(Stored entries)
====

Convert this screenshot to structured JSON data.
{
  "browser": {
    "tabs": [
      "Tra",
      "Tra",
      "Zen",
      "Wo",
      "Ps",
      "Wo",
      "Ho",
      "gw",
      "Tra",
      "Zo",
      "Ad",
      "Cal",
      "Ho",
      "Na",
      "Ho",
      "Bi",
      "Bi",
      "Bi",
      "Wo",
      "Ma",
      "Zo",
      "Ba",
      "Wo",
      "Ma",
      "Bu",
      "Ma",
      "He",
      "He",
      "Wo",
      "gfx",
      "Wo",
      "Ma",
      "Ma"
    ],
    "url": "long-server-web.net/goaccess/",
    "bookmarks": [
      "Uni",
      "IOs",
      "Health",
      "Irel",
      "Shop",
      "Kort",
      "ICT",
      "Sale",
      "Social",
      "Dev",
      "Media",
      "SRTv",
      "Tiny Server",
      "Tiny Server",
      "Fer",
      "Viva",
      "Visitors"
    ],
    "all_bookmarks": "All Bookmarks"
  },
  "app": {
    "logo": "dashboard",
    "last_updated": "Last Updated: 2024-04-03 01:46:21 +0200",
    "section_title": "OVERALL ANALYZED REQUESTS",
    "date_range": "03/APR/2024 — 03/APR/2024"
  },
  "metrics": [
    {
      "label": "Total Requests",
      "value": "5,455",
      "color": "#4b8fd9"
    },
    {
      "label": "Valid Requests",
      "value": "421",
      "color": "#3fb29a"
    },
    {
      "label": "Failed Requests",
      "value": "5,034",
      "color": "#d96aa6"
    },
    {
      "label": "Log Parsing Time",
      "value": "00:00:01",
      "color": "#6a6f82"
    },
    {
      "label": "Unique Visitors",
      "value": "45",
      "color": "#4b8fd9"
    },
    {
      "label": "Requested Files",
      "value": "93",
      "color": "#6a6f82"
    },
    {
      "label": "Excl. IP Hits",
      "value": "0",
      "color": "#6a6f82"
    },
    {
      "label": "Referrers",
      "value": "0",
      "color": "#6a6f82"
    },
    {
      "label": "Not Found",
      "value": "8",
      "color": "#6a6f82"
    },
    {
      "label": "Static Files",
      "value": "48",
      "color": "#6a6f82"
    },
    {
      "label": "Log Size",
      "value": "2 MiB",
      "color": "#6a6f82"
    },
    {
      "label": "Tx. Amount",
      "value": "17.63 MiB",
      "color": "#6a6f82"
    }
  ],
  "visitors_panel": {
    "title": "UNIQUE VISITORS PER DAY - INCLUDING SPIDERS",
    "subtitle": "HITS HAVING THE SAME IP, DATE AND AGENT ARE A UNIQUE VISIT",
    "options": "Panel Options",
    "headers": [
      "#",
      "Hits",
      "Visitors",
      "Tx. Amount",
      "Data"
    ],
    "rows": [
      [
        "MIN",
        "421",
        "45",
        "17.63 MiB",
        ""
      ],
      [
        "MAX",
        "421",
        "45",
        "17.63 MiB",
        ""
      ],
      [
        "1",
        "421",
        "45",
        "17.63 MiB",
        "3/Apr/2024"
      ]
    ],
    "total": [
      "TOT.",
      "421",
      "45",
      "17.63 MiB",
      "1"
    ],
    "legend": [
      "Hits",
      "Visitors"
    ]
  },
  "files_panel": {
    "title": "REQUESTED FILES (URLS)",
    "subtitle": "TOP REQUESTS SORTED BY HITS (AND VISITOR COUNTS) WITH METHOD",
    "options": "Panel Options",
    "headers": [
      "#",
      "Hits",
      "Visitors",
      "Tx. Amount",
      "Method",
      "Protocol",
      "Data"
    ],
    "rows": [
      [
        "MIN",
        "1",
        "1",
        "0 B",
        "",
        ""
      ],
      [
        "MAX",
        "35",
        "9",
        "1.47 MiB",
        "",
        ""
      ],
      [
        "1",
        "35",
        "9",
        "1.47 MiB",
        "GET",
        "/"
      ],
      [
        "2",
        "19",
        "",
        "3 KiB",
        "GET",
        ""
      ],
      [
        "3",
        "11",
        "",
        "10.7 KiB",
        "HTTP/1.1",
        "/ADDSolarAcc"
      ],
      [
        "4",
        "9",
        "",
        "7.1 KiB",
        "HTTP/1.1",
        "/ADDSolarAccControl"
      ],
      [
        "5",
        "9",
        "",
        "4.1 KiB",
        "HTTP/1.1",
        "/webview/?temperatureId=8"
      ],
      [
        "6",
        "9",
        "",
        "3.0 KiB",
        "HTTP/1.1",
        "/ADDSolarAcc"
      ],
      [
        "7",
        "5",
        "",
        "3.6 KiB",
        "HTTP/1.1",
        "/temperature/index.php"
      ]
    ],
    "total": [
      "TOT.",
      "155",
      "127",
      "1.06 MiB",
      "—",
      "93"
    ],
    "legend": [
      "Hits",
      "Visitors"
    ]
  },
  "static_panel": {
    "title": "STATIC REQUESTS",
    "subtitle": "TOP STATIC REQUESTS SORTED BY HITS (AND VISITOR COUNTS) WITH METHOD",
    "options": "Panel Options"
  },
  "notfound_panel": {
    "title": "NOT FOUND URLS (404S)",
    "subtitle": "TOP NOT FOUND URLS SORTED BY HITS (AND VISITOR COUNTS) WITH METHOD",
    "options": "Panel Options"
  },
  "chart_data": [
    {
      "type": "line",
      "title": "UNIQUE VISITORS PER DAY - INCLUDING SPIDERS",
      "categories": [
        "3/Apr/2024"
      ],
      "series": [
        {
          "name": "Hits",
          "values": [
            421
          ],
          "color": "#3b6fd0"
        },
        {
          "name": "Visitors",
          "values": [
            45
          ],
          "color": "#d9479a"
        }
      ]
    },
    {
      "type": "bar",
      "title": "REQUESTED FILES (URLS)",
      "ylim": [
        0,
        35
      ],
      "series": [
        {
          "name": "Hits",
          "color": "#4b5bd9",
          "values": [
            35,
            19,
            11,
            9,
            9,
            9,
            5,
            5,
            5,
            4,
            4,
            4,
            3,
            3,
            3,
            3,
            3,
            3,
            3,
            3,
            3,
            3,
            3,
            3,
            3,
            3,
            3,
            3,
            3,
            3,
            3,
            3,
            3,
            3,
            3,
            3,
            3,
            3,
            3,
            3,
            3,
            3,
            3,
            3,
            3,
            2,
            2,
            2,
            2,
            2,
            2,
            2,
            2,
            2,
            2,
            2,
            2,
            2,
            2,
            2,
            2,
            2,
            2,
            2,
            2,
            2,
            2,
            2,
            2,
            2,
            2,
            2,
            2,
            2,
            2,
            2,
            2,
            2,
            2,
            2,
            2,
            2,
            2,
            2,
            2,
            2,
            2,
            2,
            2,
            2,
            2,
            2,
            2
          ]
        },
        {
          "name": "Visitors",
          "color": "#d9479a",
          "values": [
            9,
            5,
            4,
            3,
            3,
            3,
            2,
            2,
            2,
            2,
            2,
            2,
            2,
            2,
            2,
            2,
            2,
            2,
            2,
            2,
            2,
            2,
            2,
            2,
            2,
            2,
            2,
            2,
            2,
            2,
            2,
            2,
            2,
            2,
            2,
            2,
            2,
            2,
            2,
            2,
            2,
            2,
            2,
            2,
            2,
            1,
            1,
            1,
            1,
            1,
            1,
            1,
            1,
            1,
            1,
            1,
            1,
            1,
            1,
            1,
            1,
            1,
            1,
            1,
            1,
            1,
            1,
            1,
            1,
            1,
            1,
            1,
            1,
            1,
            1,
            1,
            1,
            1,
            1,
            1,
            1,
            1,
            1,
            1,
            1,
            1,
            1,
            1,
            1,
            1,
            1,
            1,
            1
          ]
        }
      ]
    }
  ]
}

====

*Problem details*. Each line of the material above needs to be quoted exactly, please.

*Reply*.
Convert this screenshot to structured JSON data.
{
  "browser": {
    "tabs": [
      "Tra",
      "Tra",
      "Zen",
      "Wo",
      "Ps",
      "Wo",
      "Ho",
      "gw",
      "Tra",
      "Zo",
      "Ad",
      "Cal",
      "Ho",
      "Na",
      "Ho",
      "Bi",
      "Bi",
      "Bi",
      "Wo",
      "Ma",
      "Zo",
      "Ba",
      "Wo",
      "Ma",
      "Bu",
      "Ma",
      "He",
      "He",
      "Wo",
      "gfx",
      "Wo",
      "Ma",
      "Ma"
    ],
    "url": "long-server-web.net/goaccess/",
    "bookmarks": [
      "Uni",
      "IOs",
      "Health",
      "Irel",
      "Shop",
      "Kort",
      "ICT",
      "Sale",
      "Social",
      "Dev",
      "Media",
      "SRTv",
      "Tiny Server",
      "Tiny Server",
      "Fer",
      "Viva",
      "Visitors"
    ],
    "all_bookmarks": "All Bookmarks"
  },
  "app": {
    "logo": "dashboard",
    "last_updated": "Last Updated: 2024-04-03 01:46:21 +0200",
    "section_title": "OVERALL ANALYZED REQUESTS",
    "date_range": "03/APR/2024 — 03/APR/2024"
  },
  "metrics": [
    {
      "label": "Total Requests",
      "value": "5,455",
      "color": "#4b8fd9"
    },
    {
      "label": "Valid Requests",
      "value": "421",
      "color": "#3fb29a"
    },
    {
      "label": "Failed Requests",
      "value": "5,034",
      "color": "#d96aa6"
    },
    {
      "label": "Log Parsing Time",
      "value": "00:00:01",
      "color": "#6a6f82"
    },
    {
      "label": "Unique Visitors",
      "value": "45",
      "color": "#4b8fd9"
    },
    {
      "label": "Requested Files",
      "value": "93",
      "color": "#6a6f82"
    },
    {
      "label": "Excl. IP Hits",
      "value": "0",
      "color": "#6a6f82"
    },
    {
      "label": "Referrers",
      "value": "0",
      "color": "#6a6f82"
    },
    {
      "label": "Not Found",
      "value": "8",
      "color": "#6a6f82"
    },
    {
      "label": "Static Files",
      "value": "48",
      "color": "#6a6f82"
    },
    {
      "label": "Log Size",
      "value": "2 MiB",
      "color": "#6a6f82"
    },
    {
      "label": "Tx. Amount",
      "value": "17.63 MiB",
      "color": "#6a6f82"
    }
  ],
  "visitors_panel": {
    "title": "UNIQUE VISITORS PER DAY - INCLUDING SPIDERS",
    "subtitle": "HITS HAVING THE SAME IP, DATE AND AGENT ARE A UNIQUE VISIT",
    "options": "Panel Options",
    "headers": [
      "#",
      "Hits",
      "Visitors",
      "Tx. Amount",
      "Data"
    ],
    "rows": [
      [
        "MIN",
        "421",
        "45",
        "17.63 MiB",
        ""
      ],
      [
        "MAX",
        "421",
        "45",
        "17.63 MiB",
        ""
      ],
      [
        "1",
        "421",
        "45",
        "17.63 MiB",
        "3/Apr/2024"
      ]
    ],
    "total": [
      "TOT.",
      "421",
      "45",
      "17.63 MiB",
      "1"
    ],
    "legend": [
      "Hits",
      "Visitors"
    ]
  },
  "files_panel": {
    "title": "REQUESTED FILES (URLS)",
    "subtitle": "TOP REQUESTS SORTED BY HITS (AND VISITOR COUNTS) WITH METHOD",
    "options": "Panel Options",
    "headers": [
      "#",
      "Hits",
      "Visitors",
      "Tx. Amount",
      "Method",
      "Protocol",
      "Data"
    ],
    "rows": [
      [
        "MIN",
        "1",
        "1",
        "0 B",
        "",
        ""
      ],
      [
        "MAX",
        "35",
        "9",
        "1.47 MiB",
        "",
        ""
      ],
      [
        "1",
        "35",
        "9",
        "1.47 MiB",
        "GET",
        "/"
      ],
      [
        "2",
        "19",
        "",
        "3 KiB",
        "GET",
        ""
      ],
      [
        "3",
        "11",
        "",
        "10.7 KiB",
        "HTTP/1.1",
        "/ADDSolarAcc"
      ],
      [
        "4",
        "9",
        "",
        "7.1 KiB",
        "HTTP/1.1",
        "/ADDSolarAccControl"
      ],
      [
        "5",
        "9",
        "",
        "4.1 KiB",
        "HTTP/1.1",
        "/webview/?temperatureId=8"
      ],
      [
        "6",
        "9",
        "",
        "3.0 KiB",
        "HTTP/1.1",
        "/ADDSolarAcc"
      ],
      [
        "7",
        "5",
        "",
        "3.6 KiB",
        "HTTP/1.1",
        "/temperature/index.php"
      ]
    ],
    "total": [
      "TOT.",
      "155",
      "127",
      "1.06 MiB",
      "—",
      "93"
    ],
    "legend": [
      "Hits",
      "Visitors"
    ]
  },
  "static_panel": {
    "title": "STATIC REQUESTS",
    "subtitle": "TOP STATIC REQUESTS SORTED BY HITS (AND VISITOR COUNTS) WITH METHOD",
    "options": "Panel Options"
  },
  "notfound_panel": {
    "title": "NOT FOUND URLS (404S)",
    "subtitle": "TOP NOT FOUND URLS SORTED BY HITS (AND VISITOR COUNTS) WITH METHOD",
    "options": "Panel Options"
  },
  "chart_data": [
    {
      "type": "line",
      "title": "UNIQUE VISITORS PER DAY - INCLUDING SPIDERS",
      "categories": [
        "3/Apr/2024"
      ],
      "series": [
        {
          "name": "Hits",
          "values": [
            421
          ],
          "color": "#3b6fd0"
        },
        {
          "name": "Visitors",
          "values": [
            45
          ],
          "color": "#d9479a"
        }
      ]
    },
    {
      "type": "bar",
      "title": "REQUESTED FILES (URLS)",
      "ylim": [
        0,
        35
      ],
      "series": [
        {
          "name": "Hits",
          "color": "#4b5bd9",
          "values": [
            35,
            19,
            11,
            9,
            9,
            9,
            5,
            5,
            5,
            4,
            4,
            4,
            3,
            3,
            3,
            3,
            3,
            3,
            3,
            3,
            3,
            3,
            3,
            3,
            3,
            3,
            3,
            3,
            3,
            3,
            3,
            3,
            3,
            3,
            3,
            3,
            3,
            3,
            3,
            3,
            3,
            3,
            3,
            3,
            3,
            2,
            2,
            2,
            2,
            2,
            2,
            2,
            2,
            2,
            2,
            2,
            2,
            2,
            2,
            2,
            2,
            2,
            2,
            2,
            2,
            2,
            2,
            2,
            2,
            2,
            2,
            2,
            2,
            2,
            2,
            2,
            2,
            2,
            2,
            2,
            2,
            2,
            2,
            2,
            2,
            2,
            2,
            2,
            2,
            2,
            2,
            2,
            2
          ]
        },
        {
          "name": "Visitors",
          "color": "#d9479a",
          "values": [
            9,
            5,
            4,
            3,
            3,
            3,
            2,
            2,
            2,
            2,
            2,
            2,
            2,
            2,
            2,
            2,
            2,
            2,
            2,
            2,
            2,
            2,
            2,
            2,
            2,
            2,
            2,
            2,
            2,
            2,
            2,
            2,
            2,
            2,
            2,
            2,
            2,
            2,
            2,
            2,
            2,
            2,
            2,
            2,
            2,
            1,
            1,
            1,
            1,
            1,
            1,
            1,
            1,
            1,
            1,
            1,
            1,
            1,
            1,
            1,
            1,
            1,
            1,
            1,
            1,
            1,
            1,
            1,
            1,
            1,
            1,
            1,
            1,
            1,
            1,
            1,
            1,
            1,
            1,
            1,
            1,
            1,
            1,
            1,
            1,
            1,
            1,
            1,
            1,
            1,
            1,
            1,
            1
          ]
        }
      ]
    }
  ]
}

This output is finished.